Only the pictures are left out: repeat the rest of the entries exactly.

#### ENTRIES:
## start

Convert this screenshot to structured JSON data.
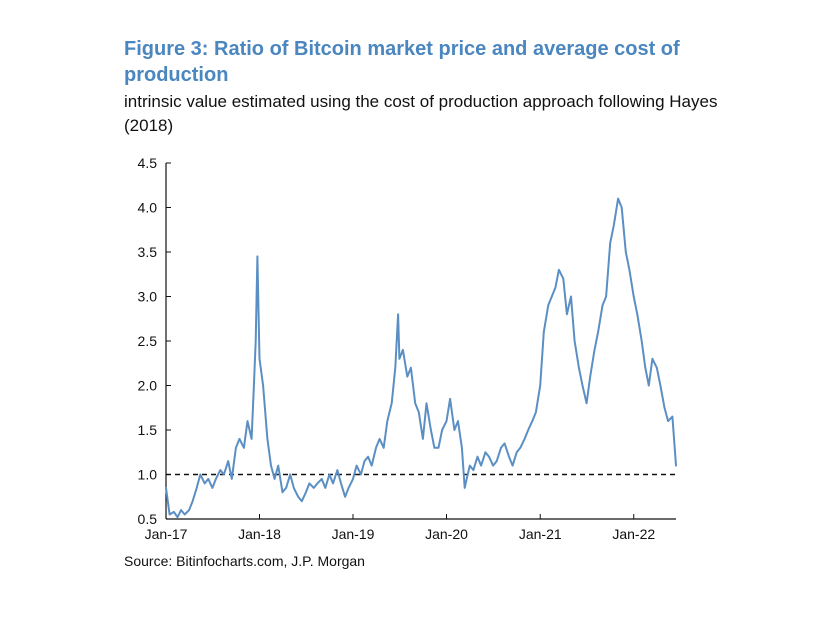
{
  "title": "Figure 3: Ratio of Bitcoin market price and average cost of production",
  "subtitle": "intrinsic value estimated using the cost of production approach following Hayes (2018)",
  "source": "Source: Bitinfocharts.com, J.P. Morgan",
  "colors": {
    "title": "#4a86bf",
    "series": "#5b8fc4",
    "axis": "#111111",
    "reference_line": "#111111"
  },
  "chart_data": {
    "type": "line",
    "title": "Figure 3: Ratio of Bitcoin market price and average cost of production",
    "subtitle": "intrinsic value estimated using the cost of production approach following Hayes (2018)",
    "xlabel": "",
    "ylabel": "",
    "grid": false,
    "legend": "none",
    "ylim": [
      0.5,
      4.5
    ],
    "xlim": [
      "2017-01-01",
      "2022-06-15"
    ],
    "x_ticks": [
      {
        "date": "2017-01-01",
        "label": "Jan-17"
      },
      {
        "date": "2018-01-01",
        "label": "Jan-18"
      },
      {
        "date": "2019-01-01",
        "label": "Jan-19"
      },
      {
        "date": "2020-01-01",
        "label": "Jan-20"
      },
      {
        "date": "2021-01-01",
        "label": "Jan-21"
      },
      {
        "date": "2022-01-01",
        "label": "Jan-22"
      }
    ],
    "y_ticks": [
      "0.5",
      "1.0",
      "1.5",
      "2.0",
      "2.5",
      "3.0",
      "3.5",
      "4.0",
      "4.5"
    ],
    "reference_line": {
      "y": 1.0,
      "style": "dashed"
    },
    "series": [
      {
        "x": [
          "2017-01-01",
          "2017-01-15",
          "2017-02-01",
          "2017-02-15",
          "2017-03-01",
          "2017-03-15",
          "2017-04-01",
          "2017-04-15",
          "2017-05-01",
          "2017-05-15",
          "2017-06-01",
          "2017-06-15",
          "2017-07-01",
          "2017-07-15",
          "2017-08-01",
          "2017-08-15",
          "2017-09-01",
          "2017-09-15",
          "2017-10-01",
          "2017-10-15",
          "2017-11-01",
          "2017-11-15",
          "2017-12-01",
          "2017-12-10",
          "2017-12-17",
          "2017-12-24",
          "2018-01-01",
          "2018-01-15",
          "2018-02-01",
          "2018-02-15",
          "2018-03-01",
          "2018-03-15",
          "2018-04-01",
          "2018-04-15",
          "2018-05-01",
          "2018-05-15",
          "2018-06-01",
          "2018-06-15",
          "2018-07-01",
          "2018-07-15",
          "2018-08-01",
          "2018-08-15",
          "2018-09-01",
          "2018-09-15",
          "2018-10-01",
          "2018-10-15",
          "2018-11-01",
          "2018-11-15",
          "2018-12-01",
          "2018-12-15",
          "2019-01-01",
          "2019-01-15",
          "2019-02-01",
          "2019-02-15",
          "2019-03-01",
          "2019-03-15",
          "2019-04-01",
          "2019-04-15",
          "2019-05-01",
          "2019-05-15",
          "2019-06-01",
          "2019-06-15",
          "2019-06-26",
          "2019-07-01",
          "2019-07-15",
          "2019-08-01",
          "2019-08-15",
          "2019-09-01",
          "2019-09-15",
          "2019-10-01",
          "2019-10-15",
          "2019-11-01",
          "2019-11-15",
          "2019-12-01",
          "2019-12-15",
          "2020-01-01",
          "2020-01-15",
          "2020-02-01",
          "2020-02-15",
          "2020-03-01",
          "2020-03-12",
          "2020-03-20",
          "2020-04-01",
          "2020-04-15",
          "2020-05-01",
          "2020-05-15",
          "2020-06-01",
          "2020-06-15",
          "2020-07-01",
          "2020-07-15",
          "2020-08-01",
          "2020-08-15",
          "2020-09-01",
          "2020-09-15",
          "2020-10-01",
          "2020-10-15",
          "2020-11-01",
          "2020-11-15",
          "2020-12-01",
          "2020-12-15",
          "2021-01-01",
          "2021-01-15",
          "2021-02-01",
          "2021-02-15",
          "2021-03-01",
          "2021-03-15",
          "2021-04-01",
          "2021-04-15",
          "2021-05-01",
          "2021-05-15",
          "2021-06-01",
          "2021-06-15",
          "2021-07-01",
          "2021-07-15",
          "2021-08-01",
          "2021-08-15",
          "2021-09-01",
          "2021-09-15",
          "2021-10-01",
          "2021-10-15",
          "2021-11-01",
          "2021-11-15",
          "2021-12-01",
          "2021-12-15",
          "2022-01-01",
          "2022-01-15",
          "2022-02-01",
          "2022-02-15",
          "2022-03-01",
          "2022-03-15",
          "2022-04-01",
          "2022-04-15",
          "2022-05-01",
          "2022-05-15",
          "2022-06-01",
          "2022-06-15"
        ],
        "y": [
          0.85,
          0.55,
          0.58,
          0.52,
          0.6,
          0.55,
          0.6,
          0.7,
          0.85,
          1.0,
          0.9,
          0.95,
          0.85,
          0.95,
          1.05,
          1.0,
          1.15,
          0.95,
          1.3,
          1.4,
          1.3,
          1.6,
          1.4,
          2.0,
          2.5,
          3.45,
          2.3,
          2.0,
          1.4,
          1.1,
          0.95,
          1.1,
          0.8,
          0.85,
          1.0,
          0.85,
          0.75,
          0.7,
          0.8,
          0.9,
          0.85,
          0.9,
          0.95,
          0.85,
          1.0,
          0.9,
          1.05,
          0.9,
          0.75,
          0.85,
          0.95,
          1.1,
          1.0,
          1.15,
          1.2,
          1.1,
          1.3,
          1.4,
          1.3,
          1.6,
          1.8,
          2.2,
          2.8,
          2.3,
          2.4,
          2.1,
          2.2,
          1.8,
          1.7,
          1.4,
          1.8,
          1.5,
          1.3,
          1.3,
          1.5,
          1.6,
          1.85,
          1.5,
          1.6,
          1.3,
          0.85,
          0.95,
          1.1,
          1.05,
          1.2,
          1.1,
          1.25,
          1.2,
          1.1,
          1.15,
          1.3,
          1.35,
          1.2,
          1.1,
          1.25,
          1.3,
          1.4,
          1.5,
          1.6,
          1.7,
          2.0,
          2.6,
          2.9,
          3.0,
          3.1,
          3.3,
          3.2,
          2.8,
          3.0,
          2.5,
          2.2,
          2.0,
          1.8,
          2.1,
          2.4,
          2.6,
          2.9,
          3.0,
          3.6,
          3.8,
          4.1,
          4.0,
          3.5,
          3.3,
          3.0,
          2.8,
          2.5,
          2.2,
          2.0,
          2.3,
          2.2,
          2.0,
          1.75,
          1.6,
          1.65,
          1.1
        ]
      }
    ]
  }
}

## end

#### RESPONSE TO THIS TASK:
Convert this screenshot to structured JSON data.
{
  "title": "Figure 3: Ratio of Bitcoin market price and average cost of production",
  "subtitle": "intrinsic value estimated using the cost of production approach following Hayes (2018)",
  "source": "Source: Bitinfocharts.com, J.P. Morgan",
  "colors": {
    "title": "#4a86bf",
    "series": "#5b8fc4",
    "axis": "#111111",
    "reference_line": "#111111"
  },
  "chart_data": {
    "type": "line",
    "title": "Figure 3: Ratio of Bitcoin market price and average cost of production",
    "subtitle": "intrinsic value estimated using the cost of production approach following Hayes (2018)",
    "xlabel": "",
    "ylabel": "",
    "grid": false,
    "legend": "none",
    "ylim": [
      0.5,
      4.5
    ],
    "xlim": [
      "2017-01-01",
      "2022-06-15"
    ],
    "x_ticks": [
      {
        "date": "2017-01-01",
        "label": "Jan-17"
      },
      {
        "date": "2018-01-01",
        "label": "Jan-18"
      },
      {
        "date": "2019-01-01",
        "label": "Jan-19"
      },
      {
        "date": "2020-01-01",
        "label": "Jan-20"
      },
      {
        "date": "2021-01-01",
        "label": "Jan-21"
      },
      {
        "date": "2022-01-01",
        "label": "Jan-22"
      }
    ],
    "y_ticks": [
      "0.5",
      "1.0",
      "1.5",
      "2.0",
      "2.5",
      "3.0",
      "3.5",
      "4.0",
      "4.5"
    ],
    "reference_line": {
      "y": 1.0,
      "style": "dashed"
    },
    "series": [
      {
        "x": [
          "2017-01-01",
          "2017-01-15",
          "2017-02-01",
          "2017-02-15",
          "2017-03-01",
          "2017-03-15",
          "2017-04-01",
          "2017-04-15",
          "2017-05-01",
          "2017-05-15",
          "2017-06-01",
          "2017-06-15",
          "2017-07-01",
          "2017-07-15",
          "2017-08-01",
          "2017-08-15",
          "2017-09-01",
          "2017-09-15",
          "2017-10-01",
          "2017-10-15",
          "2017-11-01",
          "2017-11-15",
          "2017-12-01",
          "2017-12-10",
          "2017-12-17",
          "2017-12-24",
          "2018-01-01",
          "2018-01-15",
          "2018-02-01",
          "2018-02-15",
          "2018-03-01",
          "2018-03-15",
          "2018-04-01",
          "2018-04-15",
          "2018-05-01",
          "2018-05-15",
          "2018-06-01",
          "2018-06-15",
          "2018-07-01",
          "2018-07-15",
          "2018-08-01",
          "2018-08-15",
          "2018-09-01",
          "2018-09-15",
          "2018-10-01",
          "2018-10-15",
          "2018-11-01",
          "2018-11-15",
          "2018-12-01",
          "2018-12-15",
          "2019-01-01",
          "2019-01-15",
          "2019-02-01",
          "2019-02-15",
          "2019-03-01",
          "2019-03-15",
          "2019-04-01",
          "2019-04-15",
          "2019-05-01",
          "2019-05-15",
          "2019-06-01",
          "2019-06-15",
          "2019-06-26",
          "2019-07-01",
          "2019-07-15",
          "2019-08-01",
          "2019-08-15",
          "2019-09-01",
          "2019-09-15",
          "2019-10-01",
          "2019-10-15",
          "2019-11-01",
          "2019-11-15",
          "2019-12-01",
          "2019-12-15",
          "2020-01-01",
          "2020-01-15",
          "2020-02-01",
          "2020-02-15",
          "2020-03-01",
          "2020-03-12",
          "2020-03-20",
          "2020-04-01",
          "2020-04-15",
          "2020-05-01",
          "2020-05-15",
          "2020-06-01",
          "2020-06-15",
          "2020-07-01",
          "2020-07-15",
          "2020-08-01",
          "2020-08-15",
          "2020-09-01",
          "2020-09-15",
          "2020-10-01",
          "2020-10-15",
          "2020-11-01",
          "2020-11-15",
          "2020-12-01",
          "2020-12-15",
          "2021-01-01",
          "2021-01-15",
          "2021-02-01",
          "2021-02-15",
          "2021-03-01",
          "2021-03-15",
          "2021-04-01",
          "2021-04-15",
          "2021-05-01",
          "2021-05-15",
          "2021-06-01",
          "2021-06-15",
          "2021-07-01",
          "2021-07-15",
          "2021-08-01",
          "2021-08-15",
          "2021-09-01",
          "2021-09-15",
          "2021-10-01",
          "2021-10-15",
          "2021-11-01",
          "2021-11-15",
          "2021-12-01",
          "2021-12-15",
          "2022-01-01",
          "2022-01-15",
          "2022-02-01",
          "2022-02-15",
          "2022-03-01",
          "2022-03-15",
          "2022-04-01",
          "2022-04-15",
          "2022-05-01",
          "2022-05-15",
          "2022-06-01",
          "2022-06-15"
        ],
        "y": [
          0.85,
          0.55,
          0.58,
          0.52,
          0.6,
          0.55,
          0.6,
          0.7,
          0.85,
          1.0,
          0.9,
          0.95,
          0.85,
          0.95,
          1.05,
          1.0,
          1.15,
          0.95,
          1.3,
          1.4,
          1.3,
          1.6,
          1.4,
          2.0,
          2.5,
          3.45,
          2.3,
          2.0,
          1.4,
          1.1,
          0.95,
          1.1,
          0.8,
          0.85,
          1.0,
          0.85,
          0.75,
          0.7,
          0.8,
          0.9,
          0.85,
          0.9,
          0.95,
          0.85,
          1.0,
          0.9,
          1.05,
          0.9,
          0.75,
          0.85,
          0.95,
          1.1,
          1.0,
          1.15,
          1.2,
          1.1,
          1.3,
          1.4,
          1.3,
          1.6,
          1.8,
          2.2,
          2.8,
          2.3,
          2.4,
          2.1,
          2.2,
          1.8,
          1.7,
          1.4,
          1.8,
          1.5,
          1.3,
          1.3,
          1.5,
          1.6,
          1.85,
          1.5,
          1.6,
          1.3,
          0.85,
          0.95,
          1.1,
          1.05,
          1.2,
          1.1,
          1.25,
          1.2,
          1.1,
          1.15,
          1.3,
          1.35,
          1.2,
          1.1,
          1.25,
          1.3,
          1.4,
          1.5,
          1.6,
          1.7,
          2.0,
          2.6,
          2.9,
          3.0,
          3.1,
          3.3,
          3.2,
          2.8,
          3.0,
          2.5,
          2.2,
          2.0,
          1.8,
          2.1,
          2.4,
          2.6,
          2.9,
          3.0,
          3.6,
          3.8,
          4.1,
          4.0,
          3.5,
          3.3,
          3.0,
          2.8,
          2.5,
          2.2,
          2.0,
          2.3,
          2.2,
          2.0,
          1.75,
          1.6,
          1.65,
          1.1
        ]
      }
    ]
  }
}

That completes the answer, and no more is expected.